Exercise objective:
Filter the entries below, keeping only lines with the word "heart".

Supplied information:
— Begin —
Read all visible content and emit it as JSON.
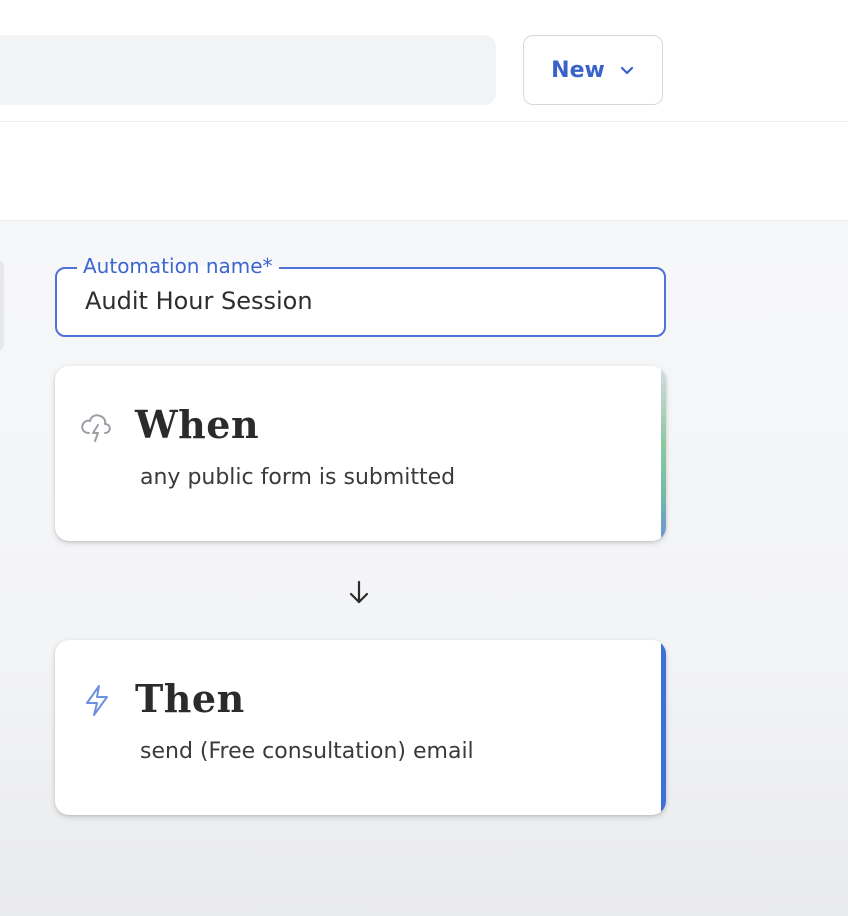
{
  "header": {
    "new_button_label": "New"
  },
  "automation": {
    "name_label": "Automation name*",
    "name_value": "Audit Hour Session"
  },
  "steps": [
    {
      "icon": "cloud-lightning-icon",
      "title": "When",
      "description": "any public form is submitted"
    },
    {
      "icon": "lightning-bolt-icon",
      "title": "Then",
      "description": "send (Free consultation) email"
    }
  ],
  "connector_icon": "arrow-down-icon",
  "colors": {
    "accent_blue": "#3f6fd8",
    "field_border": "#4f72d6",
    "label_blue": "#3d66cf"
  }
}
— End —
— Begin —
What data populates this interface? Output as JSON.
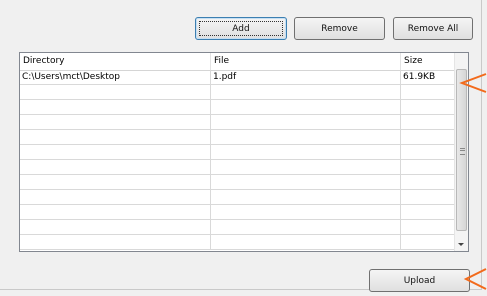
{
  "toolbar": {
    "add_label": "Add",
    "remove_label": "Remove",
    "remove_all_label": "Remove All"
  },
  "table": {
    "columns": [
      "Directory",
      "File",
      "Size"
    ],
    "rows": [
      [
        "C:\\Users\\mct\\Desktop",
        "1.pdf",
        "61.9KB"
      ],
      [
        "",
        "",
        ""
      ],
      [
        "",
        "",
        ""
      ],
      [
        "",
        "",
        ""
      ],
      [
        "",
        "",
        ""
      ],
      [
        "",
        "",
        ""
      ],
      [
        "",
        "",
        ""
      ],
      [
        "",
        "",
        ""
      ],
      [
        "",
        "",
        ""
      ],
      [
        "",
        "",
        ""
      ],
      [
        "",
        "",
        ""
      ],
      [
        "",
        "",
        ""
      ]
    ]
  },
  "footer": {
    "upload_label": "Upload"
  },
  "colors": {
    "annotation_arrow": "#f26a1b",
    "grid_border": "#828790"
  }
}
— End —
— Begin —
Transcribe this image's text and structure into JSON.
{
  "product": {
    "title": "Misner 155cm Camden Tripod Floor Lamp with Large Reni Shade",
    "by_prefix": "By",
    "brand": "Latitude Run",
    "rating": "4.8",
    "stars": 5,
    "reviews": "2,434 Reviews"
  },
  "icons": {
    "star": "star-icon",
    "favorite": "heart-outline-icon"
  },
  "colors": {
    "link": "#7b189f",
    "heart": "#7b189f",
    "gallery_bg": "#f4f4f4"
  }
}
— End —
Result of this task:
    "favorite": "heart-outline-icon"
    "heart": "#7b189f",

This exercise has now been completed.